[To be done] Below are the entries; state how many of their lines contain the string "núcleo", and nothing more.

*** Data listing ***

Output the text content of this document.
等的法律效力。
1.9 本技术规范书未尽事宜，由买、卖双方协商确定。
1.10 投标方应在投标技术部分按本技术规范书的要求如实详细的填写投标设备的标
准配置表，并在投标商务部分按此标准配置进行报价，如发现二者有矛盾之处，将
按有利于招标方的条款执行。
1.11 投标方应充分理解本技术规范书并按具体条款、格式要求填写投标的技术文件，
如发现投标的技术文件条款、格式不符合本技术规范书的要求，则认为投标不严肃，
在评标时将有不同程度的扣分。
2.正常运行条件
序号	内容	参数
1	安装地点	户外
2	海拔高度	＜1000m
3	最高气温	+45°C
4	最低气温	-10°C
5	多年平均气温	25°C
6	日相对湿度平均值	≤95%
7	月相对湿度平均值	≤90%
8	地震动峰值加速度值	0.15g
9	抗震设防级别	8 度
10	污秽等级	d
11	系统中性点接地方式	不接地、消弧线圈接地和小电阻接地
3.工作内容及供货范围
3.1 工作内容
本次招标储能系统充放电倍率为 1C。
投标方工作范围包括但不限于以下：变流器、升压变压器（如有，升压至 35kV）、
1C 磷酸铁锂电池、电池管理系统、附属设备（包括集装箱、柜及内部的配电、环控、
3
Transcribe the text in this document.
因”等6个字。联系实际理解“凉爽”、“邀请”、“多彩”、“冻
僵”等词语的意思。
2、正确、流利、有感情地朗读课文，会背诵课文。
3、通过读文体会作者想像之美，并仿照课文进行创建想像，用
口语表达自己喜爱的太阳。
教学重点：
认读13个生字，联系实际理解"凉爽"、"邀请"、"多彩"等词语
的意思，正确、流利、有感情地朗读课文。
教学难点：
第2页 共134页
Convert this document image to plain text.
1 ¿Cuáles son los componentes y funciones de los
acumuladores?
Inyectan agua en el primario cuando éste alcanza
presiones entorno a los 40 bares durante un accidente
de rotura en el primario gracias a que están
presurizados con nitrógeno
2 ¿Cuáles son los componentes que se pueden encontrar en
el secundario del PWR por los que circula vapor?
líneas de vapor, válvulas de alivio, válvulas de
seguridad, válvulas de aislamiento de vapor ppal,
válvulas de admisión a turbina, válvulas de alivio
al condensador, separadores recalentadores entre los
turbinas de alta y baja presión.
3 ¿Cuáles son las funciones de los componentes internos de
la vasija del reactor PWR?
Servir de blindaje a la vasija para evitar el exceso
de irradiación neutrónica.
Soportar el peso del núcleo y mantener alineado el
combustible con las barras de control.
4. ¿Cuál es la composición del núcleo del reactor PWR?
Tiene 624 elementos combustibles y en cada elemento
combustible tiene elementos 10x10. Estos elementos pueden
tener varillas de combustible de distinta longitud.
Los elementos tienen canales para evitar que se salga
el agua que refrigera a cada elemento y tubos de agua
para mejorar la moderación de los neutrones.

***

[Full answer] 2